[Aim]: Return each line of the listing that contains the string "description".

==== Task input

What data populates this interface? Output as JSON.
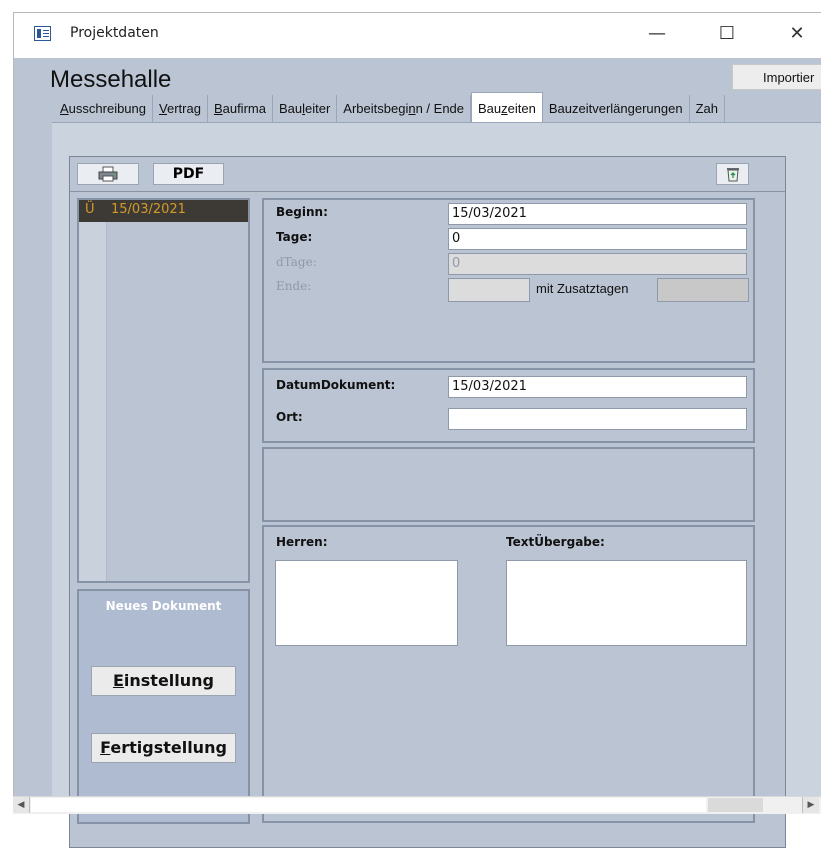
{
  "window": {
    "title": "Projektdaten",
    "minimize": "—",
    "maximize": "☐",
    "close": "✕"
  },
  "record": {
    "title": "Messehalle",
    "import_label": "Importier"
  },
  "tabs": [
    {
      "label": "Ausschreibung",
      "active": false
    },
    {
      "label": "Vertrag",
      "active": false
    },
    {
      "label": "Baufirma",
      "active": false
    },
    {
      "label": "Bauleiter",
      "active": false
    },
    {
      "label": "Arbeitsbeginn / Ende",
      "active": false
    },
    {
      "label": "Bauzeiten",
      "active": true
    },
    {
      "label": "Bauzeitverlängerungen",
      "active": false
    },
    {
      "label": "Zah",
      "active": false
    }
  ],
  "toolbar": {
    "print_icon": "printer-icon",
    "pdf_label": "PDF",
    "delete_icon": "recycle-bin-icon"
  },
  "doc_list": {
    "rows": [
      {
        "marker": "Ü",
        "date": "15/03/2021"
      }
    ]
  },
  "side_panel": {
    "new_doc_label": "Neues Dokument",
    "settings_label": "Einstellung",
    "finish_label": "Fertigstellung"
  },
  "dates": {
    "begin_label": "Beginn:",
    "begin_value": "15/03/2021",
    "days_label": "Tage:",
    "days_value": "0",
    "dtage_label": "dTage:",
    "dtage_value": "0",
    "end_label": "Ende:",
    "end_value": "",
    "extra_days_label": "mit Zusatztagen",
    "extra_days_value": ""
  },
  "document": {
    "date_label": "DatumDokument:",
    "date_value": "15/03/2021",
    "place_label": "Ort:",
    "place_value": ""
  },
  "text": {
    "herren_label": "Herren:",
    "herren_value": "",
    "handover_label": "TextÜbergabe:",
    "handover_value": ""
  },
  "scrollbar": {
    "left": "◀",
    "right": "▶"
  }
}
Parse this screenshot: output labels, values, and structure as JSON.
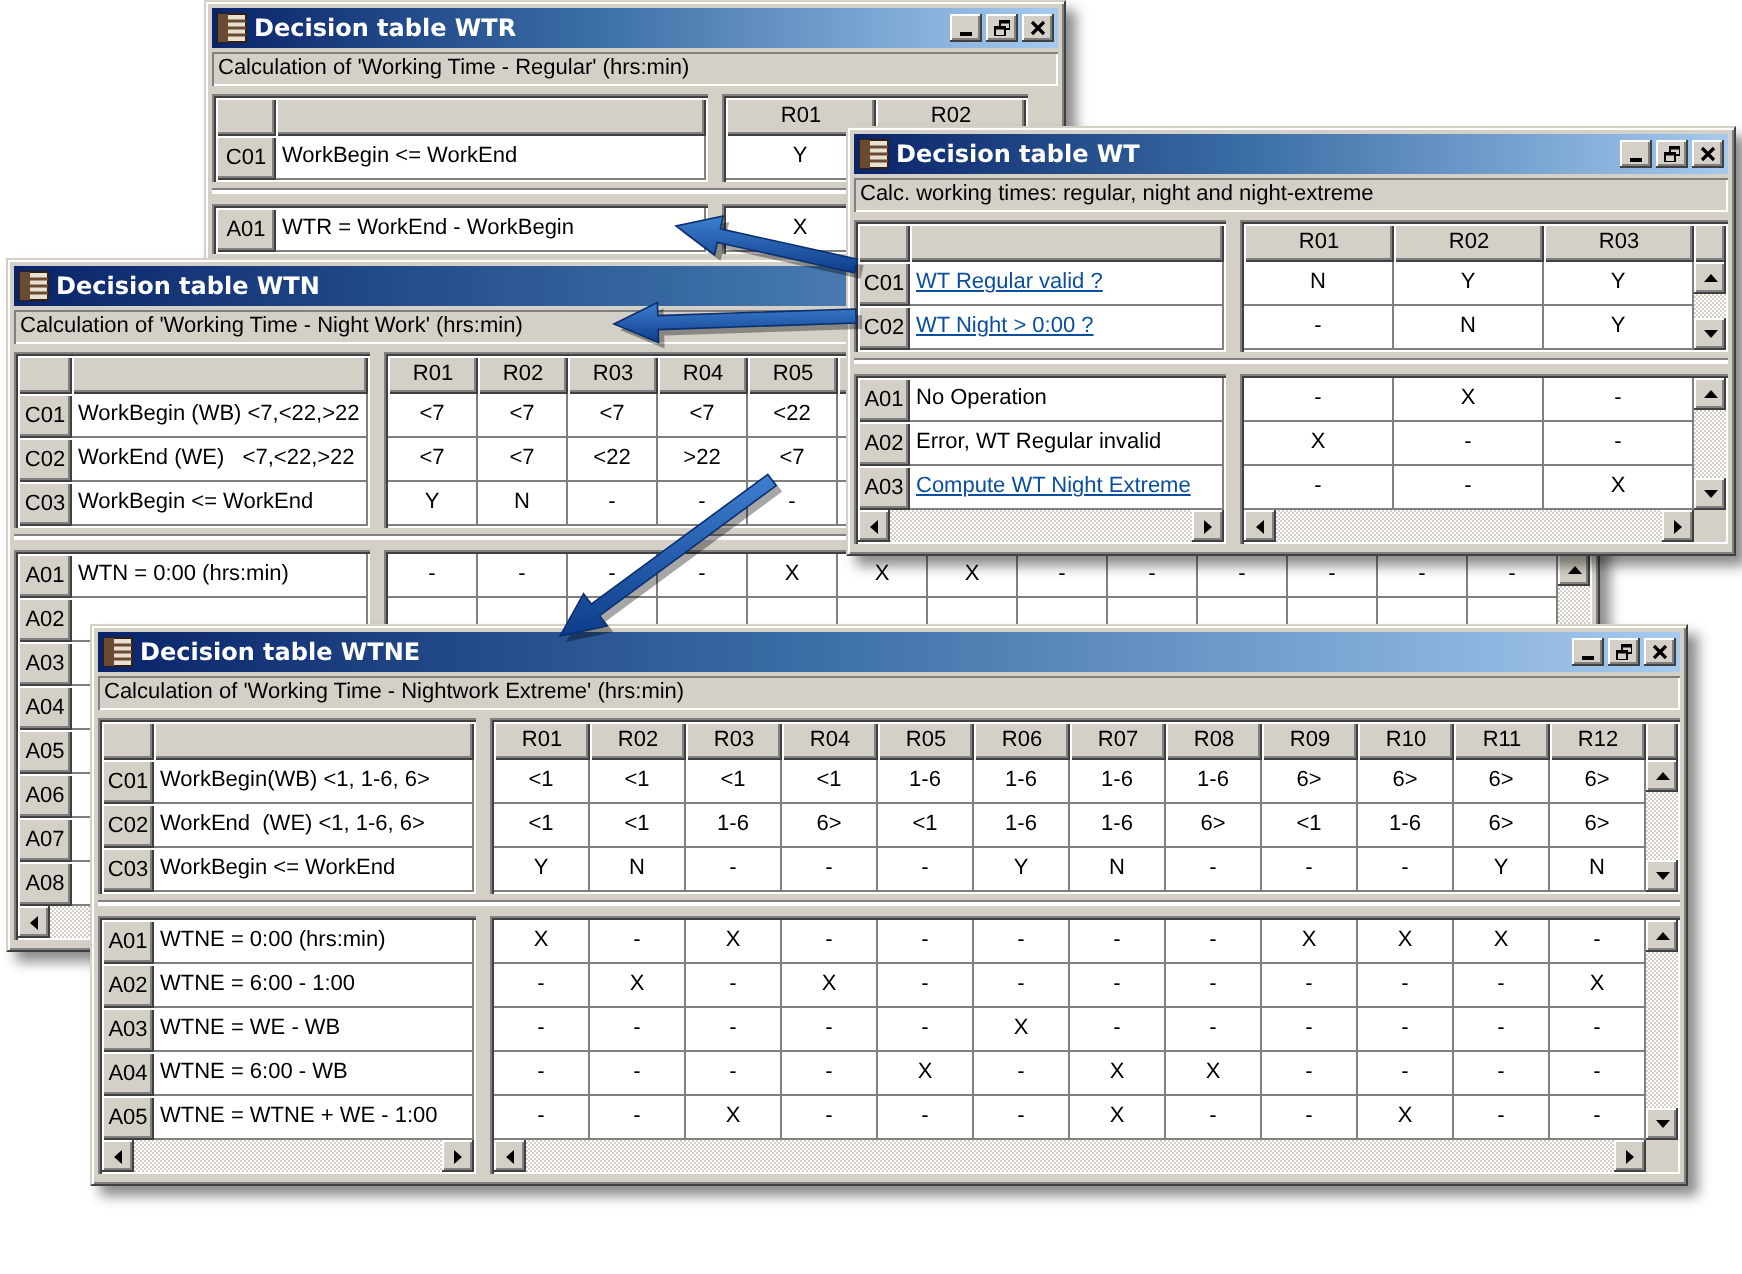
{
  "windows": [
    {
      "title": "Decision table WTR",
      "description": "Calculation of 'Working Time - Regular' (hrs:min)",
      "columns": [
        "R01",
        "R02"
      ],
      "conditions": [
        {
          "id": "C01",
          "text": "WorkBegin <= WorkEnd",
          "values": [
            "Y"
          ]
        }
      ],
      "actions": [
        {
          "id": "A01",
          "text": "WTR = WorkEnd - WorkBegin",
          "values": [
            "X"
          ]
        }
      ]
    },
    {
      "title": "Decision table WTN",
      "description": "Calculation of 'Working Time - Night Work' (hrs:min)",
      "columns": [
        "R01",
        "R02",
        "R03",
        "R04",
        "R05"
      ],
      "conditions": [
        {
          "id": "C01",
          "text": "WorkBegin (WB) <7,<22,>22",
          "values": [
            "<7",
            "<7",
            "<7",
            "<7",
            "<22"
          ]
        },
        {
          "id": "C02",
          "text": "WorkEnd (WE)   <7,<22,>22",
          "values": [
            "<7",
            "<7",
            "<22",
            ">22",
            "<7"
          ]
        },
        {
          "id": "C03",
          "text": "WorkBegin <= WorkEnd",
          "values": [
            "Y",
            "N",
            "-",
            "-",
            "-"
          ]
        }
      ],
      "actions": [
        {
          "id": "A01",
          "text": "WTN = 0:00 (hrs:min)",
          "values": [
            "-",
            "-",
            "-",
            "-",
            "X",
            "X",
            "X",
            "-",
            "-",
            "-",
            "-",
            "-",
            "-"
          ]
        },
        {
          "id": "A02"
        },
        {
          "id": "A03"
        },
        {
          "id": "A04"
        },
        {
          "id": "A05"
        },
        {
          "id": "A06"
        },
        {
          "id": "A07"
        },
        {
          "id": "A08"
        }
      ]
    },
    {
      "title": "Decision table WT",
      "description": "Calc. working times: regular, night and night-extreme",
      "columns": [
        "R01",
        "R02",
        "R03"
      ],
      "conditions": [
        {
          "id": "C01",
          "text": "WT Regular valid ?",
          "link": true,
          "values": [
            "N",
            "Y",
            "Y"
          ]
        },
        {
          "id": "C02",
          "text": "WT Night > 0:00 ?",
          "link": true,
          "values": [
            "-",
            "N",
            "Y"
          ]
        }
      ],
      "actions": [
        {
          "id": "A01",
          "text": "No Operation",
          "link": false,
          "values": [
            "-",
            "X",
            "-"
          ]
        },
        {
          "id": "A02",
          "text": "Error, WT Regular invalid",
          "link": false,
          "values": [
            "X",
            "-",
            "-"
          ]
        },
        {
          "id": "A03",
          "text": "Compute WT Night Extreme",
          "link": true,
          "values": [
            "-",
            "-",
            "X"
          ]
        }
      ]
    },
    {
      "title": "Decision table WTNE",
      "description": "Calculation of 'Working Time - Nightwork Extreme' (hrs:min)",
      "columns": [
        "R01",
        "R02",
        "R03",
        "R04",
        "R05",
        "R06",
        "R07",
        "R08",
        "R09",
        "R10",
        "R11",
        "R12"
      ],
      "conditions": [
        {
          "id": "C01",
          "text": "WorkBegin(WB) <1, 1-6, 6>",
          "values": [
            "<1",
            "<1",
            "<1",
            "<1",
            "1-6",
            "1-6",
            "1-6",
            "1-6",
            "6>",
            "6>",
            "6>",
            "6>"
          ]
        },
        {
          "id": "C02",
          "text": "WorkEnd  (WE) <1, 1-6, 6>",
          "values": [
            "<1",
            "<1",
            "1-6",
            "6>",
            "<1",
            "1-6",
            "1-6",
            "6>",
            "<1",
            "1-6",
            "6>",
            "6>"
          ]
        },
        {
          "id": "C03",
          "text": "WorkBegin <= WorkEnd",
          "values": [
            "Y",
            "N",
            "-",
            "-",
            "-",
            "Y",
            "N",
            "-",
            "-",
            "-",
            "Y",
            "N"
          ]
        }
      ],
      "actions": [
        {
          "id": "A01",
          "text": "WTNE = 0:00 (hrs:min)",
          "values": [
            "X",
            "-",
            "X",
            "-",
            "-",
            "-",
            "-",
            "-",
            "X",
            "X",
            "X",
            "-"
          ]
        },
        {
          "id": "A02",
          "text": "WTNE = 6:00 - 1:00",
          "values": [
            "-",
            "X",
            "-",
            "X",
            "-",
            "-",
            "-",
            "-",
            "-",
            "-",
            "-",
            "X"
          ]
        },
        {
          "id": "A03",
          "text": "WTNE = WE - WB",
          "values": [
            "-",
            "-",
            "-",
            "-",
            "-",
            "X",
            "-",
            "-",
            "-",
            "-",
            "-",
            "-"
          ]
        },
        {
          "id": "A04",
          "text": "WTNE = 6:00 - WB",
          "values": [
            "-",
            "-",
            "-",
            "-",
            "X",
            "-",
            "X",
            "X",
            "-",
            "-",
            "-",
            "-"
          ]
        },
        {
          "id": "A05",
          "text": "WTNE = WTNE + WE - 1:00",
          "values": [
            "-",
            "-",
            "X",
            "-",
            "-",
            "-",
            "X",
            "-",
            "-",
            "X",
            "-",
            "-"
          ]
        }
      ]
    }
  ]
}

========

[The response]:
      "description": "Calculation of 'Working Time - Regular' (hrs:min)",
      "description": "Calculation of 'Working Time - Night Work' (hrs:min)",
      "description": "Calc. working times: regular, night and night-extreme",
      "description": "Calculation of 'Working Time - Nightwork Extreme' (hrs:min)",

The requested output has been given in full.